*Dataset rows*.
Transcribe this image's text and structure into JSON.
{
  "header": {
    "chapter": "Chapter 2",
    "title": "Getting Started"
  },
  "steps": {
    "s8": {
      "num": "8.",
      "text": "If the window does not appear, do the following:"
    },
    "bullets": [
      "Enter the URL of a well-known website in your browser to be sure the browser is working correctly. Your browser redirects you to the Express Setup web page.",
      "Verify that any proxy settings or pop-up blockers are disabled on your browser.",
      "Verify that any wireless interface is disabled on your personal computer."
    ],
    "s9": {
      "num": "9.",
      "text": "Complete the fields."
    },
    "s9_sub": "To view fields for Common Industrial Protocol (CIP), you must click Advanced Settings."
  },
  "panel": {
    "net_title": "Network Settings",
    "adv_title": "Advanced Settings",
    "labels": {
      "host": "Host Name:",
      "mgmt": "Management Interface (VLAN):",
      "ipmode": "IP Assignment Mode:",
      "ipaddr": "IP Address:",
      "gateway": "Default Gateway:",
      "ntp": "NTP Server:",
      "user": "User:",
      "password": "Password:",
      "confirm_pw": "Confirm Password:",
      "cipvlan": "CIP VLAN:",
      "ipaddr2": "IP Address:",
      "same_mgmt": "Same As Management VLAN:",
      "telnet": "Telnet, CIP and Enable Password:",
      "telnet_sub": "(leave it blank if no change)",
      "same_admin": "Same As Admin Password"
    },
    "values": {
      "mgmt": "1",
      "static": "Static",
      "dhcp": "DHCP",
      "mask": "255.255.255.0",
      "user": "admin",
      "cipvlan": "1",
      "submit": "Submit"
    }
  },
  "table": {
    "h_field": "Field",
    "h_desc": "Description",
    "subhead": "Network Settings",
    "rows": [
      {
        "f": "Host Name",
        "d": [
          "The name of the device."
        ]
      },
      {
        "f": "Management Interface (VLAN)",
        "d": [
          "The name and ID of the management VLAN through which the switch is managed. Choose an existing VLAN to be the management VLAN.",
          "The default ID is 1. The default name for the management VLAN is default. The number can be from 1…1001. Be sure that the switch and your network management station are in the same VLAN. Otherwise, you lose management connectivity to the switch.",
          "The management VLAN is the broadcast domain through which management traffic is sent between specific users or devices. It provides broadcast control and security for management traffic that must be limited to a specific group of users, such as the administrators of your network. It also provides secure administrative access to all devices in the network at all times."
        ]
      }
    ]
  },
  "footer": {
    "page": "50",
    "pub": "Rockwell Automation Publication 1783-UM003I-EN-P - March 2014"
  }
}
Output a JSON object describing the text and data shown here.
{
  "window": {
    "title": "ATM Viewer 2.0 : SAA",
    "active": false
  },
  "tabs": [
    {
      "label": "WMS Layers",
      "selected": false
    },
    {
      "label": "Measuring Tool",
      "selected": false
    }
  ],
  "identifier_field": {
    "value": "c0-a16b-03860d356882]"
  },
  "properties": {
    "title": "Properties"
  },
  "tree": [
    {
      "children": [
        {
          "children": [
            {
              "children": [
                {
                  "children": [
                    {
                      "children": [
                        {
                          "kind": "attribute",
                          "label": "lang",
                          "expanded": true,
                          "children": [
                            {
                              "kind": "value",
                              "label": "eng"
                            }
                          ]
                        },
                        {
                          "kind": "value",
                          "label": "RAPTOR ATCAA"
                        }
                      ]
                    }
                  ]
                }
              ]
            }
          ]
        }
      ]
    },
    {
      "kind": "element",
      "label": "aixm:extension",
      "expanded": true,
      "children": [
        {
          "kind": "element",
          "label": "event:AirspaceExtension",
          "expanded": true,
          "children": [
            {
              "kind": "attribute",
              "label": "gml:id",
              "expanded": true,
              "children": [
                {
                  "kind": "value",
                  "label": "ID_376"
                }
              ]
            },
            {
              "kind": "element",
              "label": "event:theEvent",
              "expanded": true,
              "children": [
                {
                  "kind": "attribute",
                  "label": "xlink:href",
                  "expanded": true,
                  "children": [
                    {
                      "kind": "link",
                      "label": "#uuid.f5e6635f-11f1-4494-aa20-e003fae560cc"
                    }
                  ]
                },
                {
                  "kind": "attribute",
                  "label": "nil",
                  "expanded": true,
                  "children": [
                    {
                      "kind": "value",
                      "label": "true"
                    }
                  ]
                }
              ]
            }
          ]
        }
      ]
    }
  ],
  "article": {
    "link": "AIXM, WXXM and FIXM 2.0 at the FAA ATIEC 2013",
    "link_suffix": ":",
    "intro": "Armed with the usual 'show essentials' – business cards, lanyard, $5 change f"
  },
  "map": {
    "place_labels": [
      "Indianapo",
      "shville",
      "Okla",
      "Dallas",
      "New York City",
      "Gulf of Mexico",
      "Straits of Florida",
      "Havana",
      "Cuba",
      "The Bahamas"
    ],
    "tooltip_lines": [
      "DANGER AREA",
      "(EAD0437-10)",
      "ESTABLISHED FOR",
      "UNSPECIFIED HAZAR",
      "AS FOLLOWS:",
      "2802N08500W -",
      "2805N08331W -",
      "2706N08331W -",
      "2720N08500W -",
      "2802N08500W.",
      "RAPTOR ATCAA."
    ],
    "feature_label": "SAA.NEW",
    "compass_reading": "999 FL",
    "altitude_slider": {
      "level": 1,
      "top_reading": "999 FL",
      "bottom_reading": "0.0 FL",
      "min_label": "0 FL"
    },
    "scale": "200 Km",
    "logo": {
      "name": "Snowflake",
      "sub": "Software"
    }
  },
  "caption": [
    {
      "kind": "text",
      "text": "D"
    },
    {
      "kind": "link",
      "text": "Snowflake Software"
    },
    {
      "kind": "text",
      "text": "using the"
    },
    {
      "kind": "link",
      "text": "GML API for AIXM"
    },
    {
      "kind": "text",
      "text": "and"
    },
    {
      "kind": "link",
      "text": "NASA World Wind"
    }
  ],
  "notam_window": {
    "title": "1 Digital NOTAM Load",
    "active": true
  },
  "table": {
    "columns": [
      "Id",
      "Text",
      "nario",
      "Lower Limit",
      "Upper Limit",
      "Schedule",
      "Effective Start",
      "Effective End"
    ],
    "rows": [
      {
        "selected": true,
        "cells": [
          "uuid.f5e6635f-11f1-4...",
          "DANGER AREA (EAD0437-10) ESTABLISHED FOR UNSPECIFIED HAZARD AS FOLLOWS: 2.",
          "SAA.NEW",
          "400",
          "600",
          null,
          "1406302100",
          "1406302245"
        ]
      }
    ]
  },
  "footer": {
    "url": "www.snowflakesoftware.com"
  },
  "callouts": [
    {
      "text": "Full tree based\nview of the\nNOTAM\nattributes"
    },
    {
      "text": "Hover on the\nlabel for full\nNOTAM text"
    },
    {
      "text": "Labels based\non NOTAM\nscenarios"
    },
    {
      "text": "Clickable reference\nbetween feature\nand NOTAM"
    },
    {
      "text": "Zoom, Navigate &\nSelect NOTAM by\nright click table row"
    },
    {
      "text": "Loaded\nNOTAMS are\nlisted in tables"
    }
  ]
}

*Problem*. All of the data needs to be printed once more, exactly.

*Result for this task*.
Transcribe this image's text and structure into JSON.
{
  "header": {
    "chapter": "Chapter 2",
    "title": "Getting Started"
  },
  "steps": {
    "s8": {
      "num": "8.",
      "text": "If the window does not appear, do the following:"
    },
    "bullets": [
      "Enter the URL of a well-known website in your browser to be sure the browser is working correctly. Your browser redirects you to the Express Setup web page.",
      "Verify that any proxy settings or pop-up blockers are disabled on your browser.",
      "Verify that any wireless interface is disabled on your personal computer."
    ],
    "s9": {
      "num": "9.",
      "text": "Complete the fields."
    },
    "s9_sub": "To view fields for Common Industrial Protocol (CIP), you must click Advanced Settings."
  },
  "panel": {
    "net_title": "Network Settings",
    "adv_title": "Advanced Settings",
    "labels": {
      "host": "Host Name:",
      "mgmt": "Management Interface (VLAN):",
      "ipmode": "IP Assignment Mode:",
      "ipaddr": "IP Address:",
      "gateway": "Default Gateway:",
      "ntp": "NTP Server:",
      "user": "User:",
      "password": "Password:",
      "confirm_pw": "Confirm Password:",
      "cipvlan": "CIP VLAN:",
      "ipaddr2": "IP Address:",
      "same_mgmt": "Same As Management VLAN:",
      "telnet": "Telnet, CIP and Enable Password:",
      "telnet_sub": "(leave it blank if no change)",
      "same_admin": "Same As Admin Password"
    },
    "values": {
      "mgmt": "1",
      "static": "Static",
      "dhcp": "DHCP",
      "mask": "255.255.255.0",
      "user": "admin",
      "cipvlan": "1",
      "submit": "Submit"
    }
  },
  "table": {
    "h_field": "Field",
    "h_desc": "Description",
    "subhead": "Network Settings",
    "rows": [
      {
        "f": "Host Name",
        "d": [
          "The name of the device."
        ]
      },
      {
        "f": "Management Interface (VLAN)",
        "d": [
          "The name and ID of the management VLAN through which the switch is managed. Choose an existing VLAN to be the management VLAN.",
          "The default ID is 1. The default name for the management VLAN is default. The number can be from 1…1001. Be sure that the switch and your network management station are in the same VLAN. Otherwise, you lose management connectivity to the switch.",
          "The management VLAN is the broadcast domain through which management traffic is sent between specific users or devices. It provides broadcast control and security for management traffic that must be limited to a specific group of users, such as the administrators of your network. It also provides secure administrative access to all devices in the network at all times."
        ]
      }
    ]
  },
  "footer": {
    "page": "50",
    "pub": "Rockwell Automation Publication 1783-UM003I-EN-P - March 2014"
  }
}
Output a JSON object describing the text and data shown here.
{
  "window": {
    "title": "ATM Viewer 2.0 : SAA",
    "active": false
  },
  "tabs": [
    {
      "label": "WMS Layers",
      "selected": false
    },
    {
      "label": "Measuring Tool",
      "selected": false
    }
  ],
  "identifier_field": {
    "value": "c0-a16b-03860d356882]"
  },
  "properties": {
    "title": "Properties"
  },
  "tree": [
    {
      "children": [
        {
          "children": [
            {
              "children": [
                {
                  "children": [
                    {
                      "children": [
                        {
                          "kind": "attribute",
                          "label": "lang",
                          "expanded": true,
                          "children": [
                            {
                              "kind": "value",
                              "label": "eng"
                            }
                          ]
                        },
                        {
                          "kind": "value",
                          "label": "RAPTOR ATCAA"
                        }
                      ]
                    }
                  ]
                }
              ]
            }
          ]
        }
      ]
    },
    {
      "kind": "element",
      "label": "aixm:extension",
      "expanded": true,
      "children": [
        {
          "kind": "element",
          "label": "event:AirspaceExtension",
          "expanded": true,
          "children": [
            {
              "kind": "attribute",
              "label": "gml:id",
              "expanded": true,
              "children": [
                {
                  "kind": "value",
                  "label": "ID_376"
                }
              ]
            },
            {
              "kind": "element",
              "label": "event:theEvent",
              "expanded": true,
              "children": [
                {
                  "kind": "attribute",
                  "label": "xlink:href",
                  "expanded": true,
                  "children": [
                    {
                      "kind": "link",
                      "label": "#uuid.f5e6635f-11f1-4494-aa20-e003fae560cc"
                    }
                  ]
                },
                {
                  "kind": "attribute",
                  "label": "nil",
                  "expanded": true,
                  "children": [
                    {
                      "kind": "value",
                      "label": "true"
                    }
                  ]
                }
              ]
            }
          ]
        }
      ]
    }
  ],
  "article": {
    "link": "AIXM, WXXM and FIXM 2.0 at the FAA ATIEC 2013",
    "link_suffix": ":",
    "intro": "Armed with the usual 'show essentials' – business cards, lanyard, $5 change f"
  },
  "map": {
    "place_labels": [
      "Indianapo",
      "shville",
      "Okla",
      "Dallas",
      "New York City",
      "Gulf of Mexico",
      "Straits of Florida",
      "Havana",
      "Cuba",
      "The Bahamas"
    ],
    "tooltip_lines": [
      "DANGER AREA",
      "(EAD0437-10)",
      "ESTABLISHED FOR",
      "UNSPECIFIED HAZAR",
      "AS FOLLOWS:",
      "2802N08500W -",
      "2805N08331W -",
      "2706N08331W -",
      "2720N08500W -",
      "2802N08500W.",
      "RAPTOR ATCAA."
    ],
    "feature_label": "SAA.NEW",
    "compass_reading": "999 FL",
    "altitude_slider": {
      "level": 1,
      "top_reading": "999 FL",
      "bottom_reading": "0.0 FL",
      "min_label": "0 FL"
    },
    "scale": "200 Km",
    "logo": {
      "name": "Snowflake",
      "sub": "Software"
    }
  },
  "caption": [
    {
      "kind": "text",
      "text": "D"
    },
    {
      "kind": "link",
      "text": "Snowflake Software"
    },
    {
      "kind": "text",
      "text": "using the"
    },
    {
      "kind": "link",
      "text": "GML API for AIXM"
    },
    {
      "kind": "text",
      "text": "and"
    },
    {
      "kind": "link",
      "text": "NASA World Wind"
    }
  ],
  "notam_window": {
    "title": "1 Digital NOTAM Load",
    "active": true
  },
  "table": {
    "columns": [
      "Id",
      "Text",
      "nario",
      "Lower Limit",
      "Upper Limit",
      "Schedule",
      "Effective Start",
      "Effective End"
    ],
    "rows": [
      {
        "selected": true,
        "cells": [
          "uuid.f5e6635f-11f1-4...",
          "DANGER AREA (EAD0437-10) ESTABLISHED FOR UNSPECIFIED HAZARD AS FOLLOWS: 2.",
          "SAA.NEW",
          "400",
          "600",
          null,
          "1406302100",
          "1406302245"
        ]
      }
    ]
  },
  "footer": {
    "url": "www.snowflakesoftware.com"
  },
  "callouts": [
    {
      "text": "Full tree based\nview of the\nNOTAM\nattributes"
    },
    {
      "text": "Hover on the\nlabel for full\nNOTAM text"
    },
    {
      "text": "Labels based\non NOTAM\nscenarios"
    },
    {
      "text": "Clickable reference\nbetween feature\nand NOTAM"
    },
    {
      "text": "Zoom, Navigate &\nSelect NOTAM by\nright click table row"
    },
    {
      "text": "Loaded\nNOTAMS are\nlisted in tables"
    }
  ]
}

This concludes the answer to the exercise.